### INSTRUCTIONS FOR THE TASK
Output the full listing word for word.

### RECORDS TO USE
▽
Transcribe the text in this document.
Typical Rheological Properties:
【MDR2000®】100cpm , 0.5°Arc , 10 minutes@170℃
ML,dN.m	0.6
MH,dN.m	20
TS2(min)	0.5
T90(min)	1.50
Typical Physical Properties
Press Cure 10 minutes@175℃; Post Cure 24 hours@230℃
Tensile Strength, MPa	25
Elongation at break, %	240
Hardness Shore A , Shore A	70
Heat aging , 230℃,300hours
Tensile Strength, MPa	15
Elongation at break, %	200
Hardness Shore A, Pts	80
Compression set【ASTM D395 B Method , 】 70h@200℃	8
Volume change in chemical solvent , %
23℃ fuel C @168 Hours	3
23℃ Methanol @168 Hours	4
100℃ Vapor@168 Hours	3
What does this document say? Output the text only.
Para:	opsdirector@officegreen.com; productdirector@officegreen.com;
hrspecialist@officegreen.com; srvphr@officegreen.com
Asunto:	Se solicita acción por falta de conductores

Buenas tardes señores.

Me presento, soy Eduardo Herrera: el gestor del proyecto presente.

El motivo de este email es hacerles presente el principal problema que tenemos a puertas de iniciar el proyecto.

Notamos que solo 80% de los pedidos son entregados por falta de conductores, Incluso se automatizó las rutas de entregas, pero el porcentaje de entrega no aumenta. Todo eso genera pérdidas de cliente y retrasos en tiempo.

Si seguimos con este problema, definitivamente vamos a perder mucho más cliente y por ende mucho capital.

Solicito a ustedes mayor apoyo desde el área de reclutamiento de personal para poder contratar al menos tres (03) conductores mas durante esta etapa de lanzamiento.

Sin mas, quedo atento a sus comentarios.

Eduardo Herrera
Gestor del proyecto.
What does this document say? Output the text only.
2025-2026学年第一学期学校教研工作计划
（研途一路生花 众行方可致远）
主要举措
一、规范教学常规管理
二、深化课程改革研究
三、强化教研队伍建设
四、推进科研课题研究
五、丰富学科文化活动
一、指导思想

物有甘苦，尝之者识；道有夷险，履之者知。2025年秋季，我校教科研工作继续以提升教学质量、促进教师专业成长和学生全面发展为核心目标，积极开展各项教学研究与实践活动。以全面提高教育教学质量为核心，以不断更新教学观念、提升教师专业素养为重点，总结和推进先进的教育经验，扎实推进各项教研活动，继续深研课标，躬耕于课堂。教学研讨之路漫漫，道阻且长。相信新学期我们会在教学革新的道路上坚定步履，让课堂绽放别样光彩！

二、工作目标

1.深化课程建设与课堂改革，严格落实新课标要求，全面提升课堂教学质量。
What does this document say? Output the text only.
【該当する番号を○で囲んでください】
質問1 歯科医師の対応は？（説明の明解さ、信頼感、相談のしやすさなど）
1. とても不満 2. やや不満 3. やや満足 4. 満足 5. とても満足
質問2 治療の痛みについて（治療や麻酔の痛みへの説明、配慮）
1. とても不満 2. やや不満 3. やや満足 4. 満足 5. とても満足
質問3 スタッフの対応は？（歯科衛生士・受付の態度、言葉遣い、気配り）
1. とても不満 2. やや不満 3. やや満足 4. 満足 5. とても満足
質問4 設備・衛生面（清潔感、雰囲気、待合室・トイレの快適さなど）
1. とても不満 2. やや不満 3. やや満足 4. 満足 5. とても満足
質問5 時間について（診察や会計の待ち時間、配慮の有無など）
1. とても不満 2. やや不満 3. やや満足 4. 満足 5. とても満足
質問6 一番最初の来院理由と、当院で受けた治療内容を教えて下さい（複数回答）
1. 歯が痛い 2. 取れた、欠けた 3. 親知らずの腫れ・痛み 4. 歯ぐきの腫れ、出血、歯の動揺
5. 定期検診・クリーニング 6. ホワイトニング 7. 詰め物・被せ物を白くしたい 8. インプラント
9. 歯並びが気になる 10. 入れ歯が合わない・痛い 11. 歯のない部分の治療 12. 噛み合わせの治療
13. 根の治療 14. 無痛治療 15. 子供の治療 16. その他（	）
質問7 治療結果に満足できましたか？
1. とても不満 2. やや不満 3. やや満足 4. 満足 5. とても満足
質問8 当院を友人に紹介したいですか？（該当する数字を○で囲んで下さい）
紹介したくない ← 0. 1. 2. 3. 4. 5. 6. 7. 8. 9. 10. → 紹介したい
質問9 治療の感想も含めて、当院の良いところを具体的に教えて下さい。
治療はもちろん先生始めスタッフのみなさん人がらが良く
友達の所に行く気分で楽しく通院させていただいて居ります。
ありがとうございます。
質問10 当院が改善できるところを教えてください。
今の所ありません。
△
### TASK RESULT
Transcribe the text in this document.
Typical Rheological Properties:
【MDR2000®】100cpm , 0.5°Arc , 10 minutes@170℃
ML,dN.m	0.6
MH,dN.m	20
TS2(min)	0.5
T90(min)	1.50
Typical Physical Properties
Press Cure 10 minutes@175℃; Post Cure 24 hours@230℃
Tensile Strength, MPa	25
Elongation at break, %	240
Hardness Shore A , Shore A	70
Heat aging , 230℃,300hours
Tensile Strength, MPa	15
Elongation at break, %	200
Hardness Shore A, Pts	80
Compression set【ASTM D395 B Method , 】 70h@200℃	8
Volume change in chemical solvent , %
23℃ fuel C @168 Hours	3
23℃ Methanol @168 Hours	4
100℃ Vapor@168 Hours	3
What does this document say? Output the text only.
Para:	opsdirector@officegreen.com; productdirector@officegreen.com;
hrspecialist@officegreen.com; srvphr@officegreen.com
Asunto:	Se solicita acción por falta de conductores

Buenas tardes señores.

Me presento, soy Eduardo Herrera: el gestor del proyecto presente.

El motivo de este email es hacerles presente el principal problema que tenemos a puertas de iniciar el proyecto.

Notamos que solo 80% de los pedidos son entregados por falta de conductores, Incluso se automatizó las rutas de entregas, pero el porcentaje de entrega no aumenta. Todo eso genera pérdidas de cliente y retrasos en tiempo.

Si seguimos con este problema, definitivamente vamos a perder mucho más cliente y por ende mucho capital.

Solicito a ustedes mayor apoyo desde el área de reclutamiento de personal para poder contratar al menos tres (03) conductores mas durante esta etapa de lanzamiento.

Sin mas, quedo atento a sus comentarios.

Eduardo Herrera
Gestor del proyecto.
What does this document say? Output the text only.
2025-2026学年第一学期学校教研工作计划
（研途一路生花 众行方可致远）
主要举措
一、规范教学常规管理
二、深化课程改革研究
三、强化教研队伍建设
四、推进科研课题研究
五、丰富学科文化活动
一、指导思想

物有甘苦，尝之者识；道有夷险，履之者知。2025年秋季，我校教科研工作继续以提升教学质量、促进教师专业成长和学生全面发展为核心目标，积极开展各项教学研究与实践活动。以全面提高教育教学质量为核心，以不断更新教学观念、提升教师专业素养为重点，总结和推进先进的教育经验，扎实推进各项教研活动，继续深研课标，躬耕于课堂。教学研讨之路漫漫，道阻且长。相信新学期我们会在教学革新的道路上坚定步履，让课堂绽放别样光彩！

二、工作目标

1.深化课程建设与课堂改革，严格落实新课标要求，全面提升课堂教学质量。
What does this document say? Output the text only.
【該当する番号を○で囲んでください】
質問1 歯科医師の対応は？（説明の明解さ、信頼感、相談のしやすさなど）
1. とても不満 2. やや不満 3. やや満足 4. 満足 5. とても満足
質問2 治療の痛みについて（治療や麻酔の痛みへの説明、配慮）
1. とても不満 2. やや不満 3. やや満足 4. 満足 5. とても満足
質問3 スタッフの対応は？（歯科衛生士・受付の態度、言葉遣い、気配り）
1. とても不満 2. やや不満 3. やや満足 4. 満足 5. とても満足
質問4 設備・衛生面（清潔感、雰囲気、待合室・トイレの快適さなど）
1. とても不満 2. やや不満 3. やや満足 4. 満足 5. とても満足
質問5 時間について（診察や会計の待ち時間、配慮の有無など）
1. とても不満 2. やや不満 3. やや満足 4. 満足 5. とても満足
質問6 一番最初の来院理由と、当院で受けた治療内容を教えて下さい（複数回答）
1. 歯が痛い 2. 取れた、欠けた 3. 親知らずの腫れ・痛み 4. 歯ぐきの腫れ、出血、歯の動揺
5. 定期検診・クリーニング 6. ホワイトニング 7. 詰め物・被せ物を白くしたい 8. インプラント
9. 歯並びが気になる 10. 入れ歯が合わない・痛い 11. 歯のない部分の治療 12. 噛み合わせの治療
13. 根の治療 14. 無痛治療 15. 子供の治療 16. その他（	）
質問7 治療結果に満足できましたか？
1. とても不満 2. やや不満 3. やや満足 4. 満足 5. とても満足
質問8 当院を友人に紹介したいですか？（該当する数字を○で囲んで下さい）
紹介したくない ← 0. 1. 2. 3. 4. 5. 6. 7. 8. 9. 10. → 紹介したい
質問9 治療の感想も含めて、当院の良いところを具体的に教えて下さい。
治療はもちろん先生始めスタッフのみなさん人がらが良く
友達の所に行く気分で楽しく通院させていただいて居ります。
ありがとうございます。
質問10 当院が改善できるところを教えてください。
今の所ありません。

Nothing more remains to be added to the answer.